>> Start RAW DATA
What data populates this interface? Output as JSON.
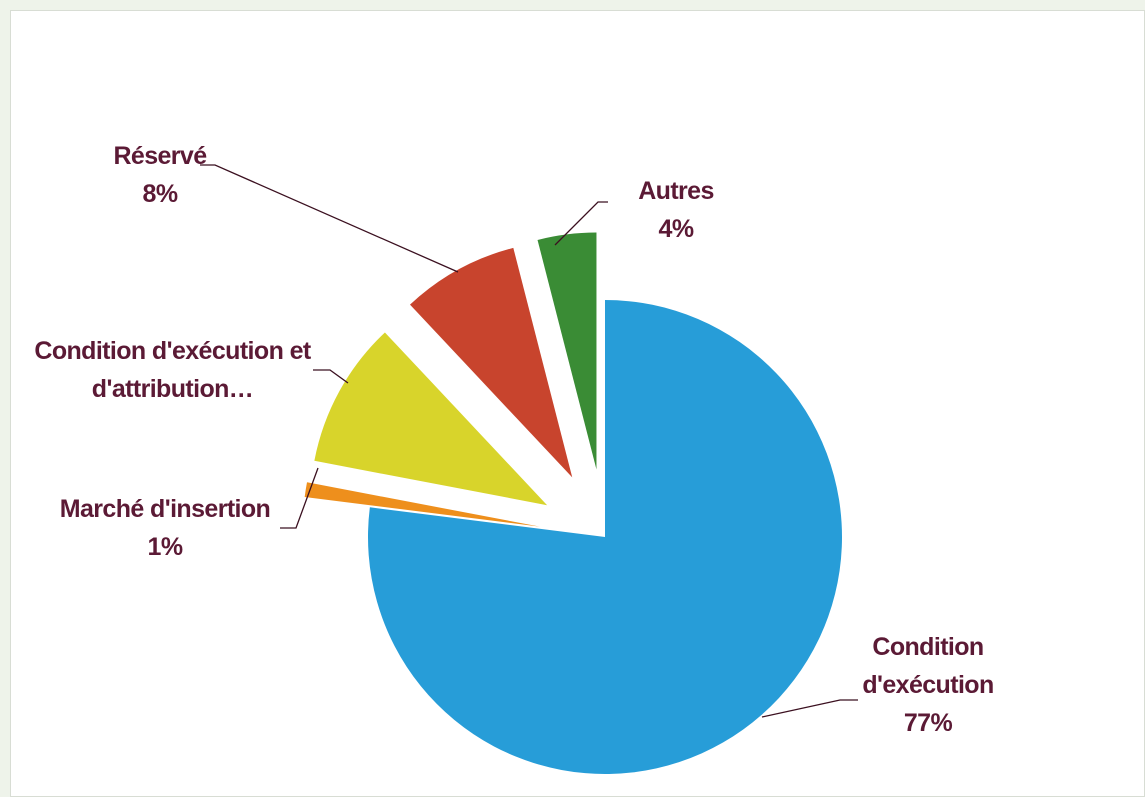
{
  "chart_data": {
    "type": "pie",
    "categories": [
      "Condition d'exécution",
      "Marché d'insertion",
      "Condition d'exécution et d'attribution…",
      "Réservé",
      "Autres"
    ],
    "values": [
      77,
      1,
      10,
      8,
      4
    ],
    "value_labels": [
      "77%",
      "1%",
      null,
      "8%",
      "4%"
    ],
    "colors": [
      "#279dd8",
      "#ee8f1c",
      "#d8d42b",
      "#c8442d",
      "#3a8c35"
    ]
  }
}
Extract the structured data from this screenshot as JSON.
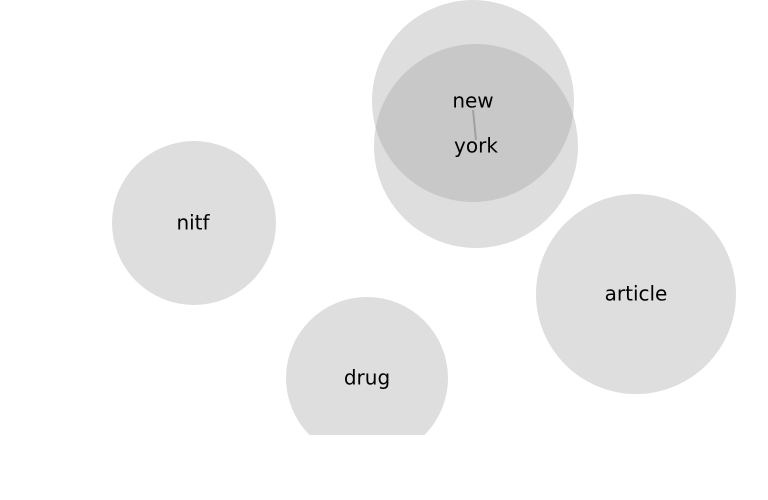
>> End RAW DATA
Copy the entries exactly. Leave out the images.

> **EXERCISE RESPONSE**
What data populates this interface? Output as JSON.
{
  "chart_data": {
    "type": "pie",
    "categories": [
      "Condition d'exécution",
      "Marché d'insertion",
      "Condition d'exécution et d'attribution…",
      "Réservé",
      "Autres"
    ],
    "values": [
      77,
      1,
      10,
      8,
      4
    ],
    "value_labels": [
      "77%",
      "1%",
      null,
      "8%",
      "4%"
    ],
    "colors": [
      "#279dd8",
      "#ee8f1c",
      "#d8d42b",
      "#c8442d",
      "#3a8c35"
    ]
  }
}
Extract the structured data from this screenshot as JSON.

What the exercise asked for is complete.